>> begin

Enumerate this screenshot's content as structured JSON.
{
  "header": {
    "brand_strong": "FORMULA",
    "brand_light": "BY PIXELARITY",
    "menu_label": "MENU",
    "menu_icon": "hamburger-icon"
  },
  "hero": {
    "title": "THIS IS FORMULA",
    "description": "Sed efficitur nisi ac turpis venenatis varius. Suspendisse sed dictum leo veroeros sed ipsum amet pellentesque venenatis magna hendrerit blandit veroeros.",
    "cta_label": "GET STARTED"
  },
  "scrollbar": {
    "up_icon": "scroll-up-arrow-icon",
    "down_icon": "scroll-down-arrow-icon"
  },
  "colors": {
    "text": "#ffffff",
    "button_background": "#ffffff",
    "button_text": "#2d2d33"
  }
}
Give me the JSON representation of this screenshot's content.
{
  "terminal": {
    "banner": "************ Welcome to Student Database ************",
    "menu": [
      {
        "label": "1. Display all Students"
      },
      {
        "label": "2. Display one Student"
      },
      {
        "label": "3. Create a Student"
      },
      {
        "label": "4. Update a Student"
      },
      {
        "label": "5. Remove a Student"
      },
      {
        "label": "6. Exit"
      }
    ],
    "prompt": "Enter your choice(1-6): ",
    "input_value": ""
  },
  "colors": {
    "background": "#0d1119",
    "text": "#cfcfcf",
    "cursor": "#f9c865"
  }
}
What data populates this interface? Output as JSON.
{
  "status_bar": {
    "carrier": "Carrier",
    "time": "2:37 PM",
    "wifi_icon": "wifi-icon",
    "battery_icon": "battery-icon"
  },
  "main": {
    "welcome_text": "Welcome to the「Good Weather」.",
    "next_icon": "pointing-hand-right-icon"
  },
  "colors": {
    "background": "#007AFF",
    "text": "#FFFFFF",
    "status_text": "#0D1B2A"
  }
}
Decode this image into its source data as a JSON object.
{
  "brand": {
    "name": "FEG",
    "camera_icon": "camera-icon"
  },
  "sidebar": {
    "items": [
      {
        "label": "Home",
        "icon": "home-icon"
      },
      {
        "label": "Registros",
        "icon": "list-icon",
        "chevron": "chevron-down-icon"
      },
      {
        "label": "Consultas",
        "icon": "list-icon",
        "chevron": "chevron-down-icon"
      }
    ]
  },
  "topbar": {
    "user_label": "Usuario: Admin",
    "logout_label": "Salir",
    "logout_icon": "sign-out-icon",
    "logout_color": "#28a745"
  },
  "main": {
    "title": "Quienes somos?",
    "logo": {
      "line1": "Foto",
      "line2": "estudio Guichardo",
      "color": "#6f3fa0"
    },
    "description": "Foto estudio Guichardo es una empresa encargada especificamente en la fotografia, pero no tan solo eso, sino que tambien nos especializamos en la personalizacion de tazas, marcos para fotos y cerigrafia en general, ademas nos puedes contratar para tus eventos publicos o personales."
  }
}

>> end

- **GIVEN INSTRUCTION**
Lines that include the word "FORMULA" are to be extracted from the data above.

- **RESULT OF THIS TASK**
    "brand_strong": "FORMULA",
    "title": "THIS IS FORMULA",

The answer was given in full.